(Direction) Report how many lines of these entries hold the string "this"; reply with the number alone.
** start **
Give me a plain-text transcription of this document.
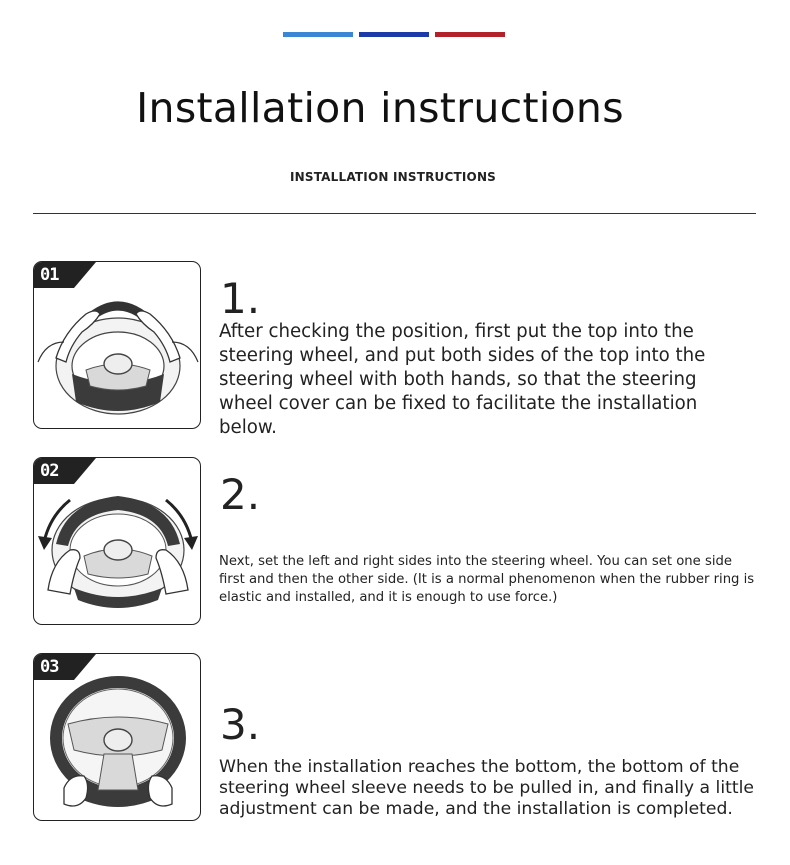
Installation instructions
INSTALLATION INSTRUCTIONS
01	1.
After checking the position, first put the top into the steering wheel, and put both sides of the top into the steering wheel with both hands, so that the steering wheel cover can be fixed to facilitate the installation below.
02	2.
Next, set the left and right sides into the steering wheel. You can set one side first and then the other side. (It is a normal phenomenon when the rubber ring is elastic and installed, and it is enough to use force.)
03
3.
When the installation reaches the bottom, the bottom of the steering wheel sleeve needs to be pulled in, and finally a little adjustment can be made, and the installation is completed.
** end **
** start **
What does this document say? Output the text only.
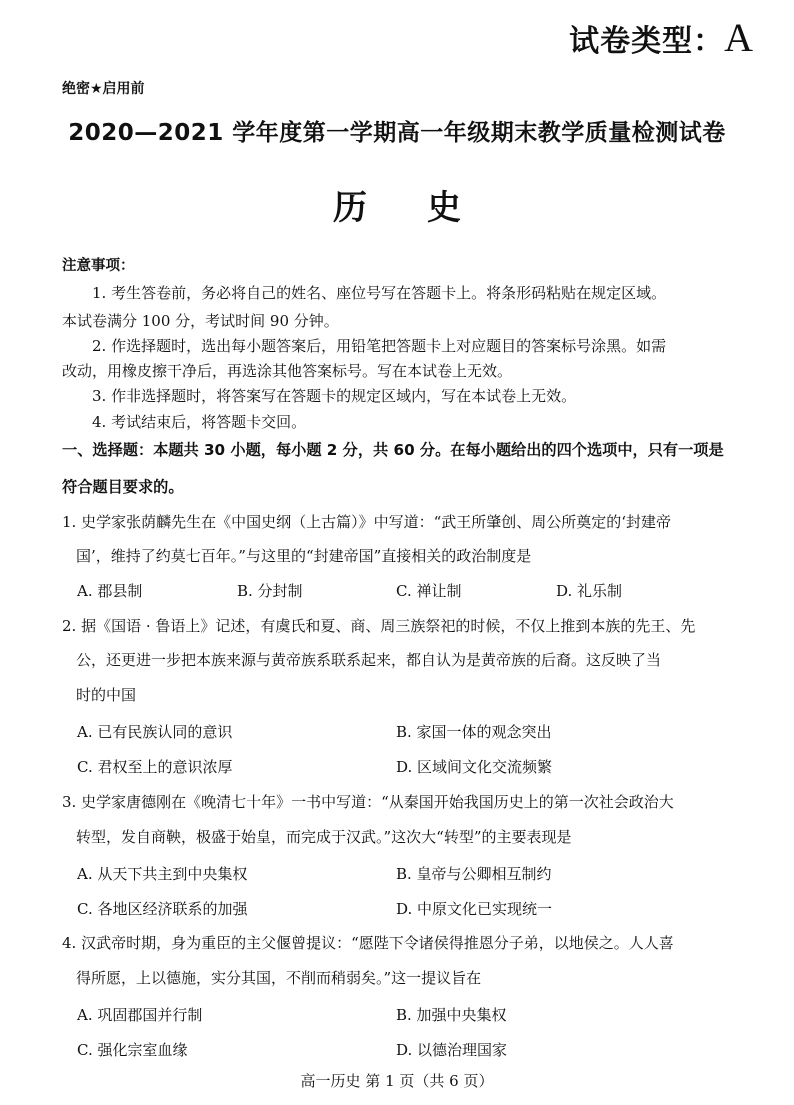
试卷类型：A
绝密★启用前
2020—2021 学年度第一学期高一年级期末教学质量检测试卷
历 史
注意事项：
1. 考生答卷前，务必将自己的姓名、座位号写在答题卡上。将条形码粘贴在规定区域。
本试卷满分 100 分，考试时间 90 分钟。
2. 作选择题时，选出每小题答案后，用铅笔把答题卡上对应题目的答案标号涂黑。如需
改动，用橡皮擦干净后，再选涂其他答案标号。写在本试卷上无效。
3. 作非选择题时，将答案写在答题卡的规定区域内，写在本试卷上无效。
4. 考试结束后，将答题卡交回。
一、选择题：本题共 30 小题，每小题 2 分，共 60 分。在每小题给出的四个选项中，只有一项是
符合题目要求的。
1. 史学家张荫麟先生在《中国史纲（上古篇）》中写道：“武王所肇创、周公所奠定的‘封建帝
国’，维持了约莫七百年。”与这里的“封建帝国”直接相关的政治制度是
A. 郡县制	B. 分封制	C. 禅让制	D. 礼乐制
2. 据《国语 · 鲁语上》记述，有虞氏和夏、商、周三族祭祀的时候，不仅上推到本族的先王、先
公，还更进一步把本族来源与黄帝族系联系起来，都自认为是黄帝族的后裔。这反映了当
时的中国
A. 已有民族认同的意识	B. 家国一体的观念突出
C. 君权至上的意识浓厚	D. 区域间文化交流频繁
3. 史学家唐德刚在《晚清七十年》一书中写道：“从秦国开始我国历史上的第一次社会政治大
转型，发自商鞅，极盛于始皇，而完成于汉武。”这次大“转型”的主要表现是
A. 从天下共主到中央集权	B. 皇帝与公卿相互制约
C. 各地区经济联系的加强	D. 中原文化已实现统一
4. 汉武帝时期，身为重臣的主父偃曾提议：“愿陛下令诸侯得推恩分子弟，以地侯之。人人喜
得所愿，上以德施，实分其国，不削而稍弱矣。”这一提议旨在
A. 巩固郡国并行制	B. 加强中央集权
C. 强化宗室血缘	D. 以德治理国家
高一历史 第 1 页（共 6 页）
** end **
(Answer in full) 2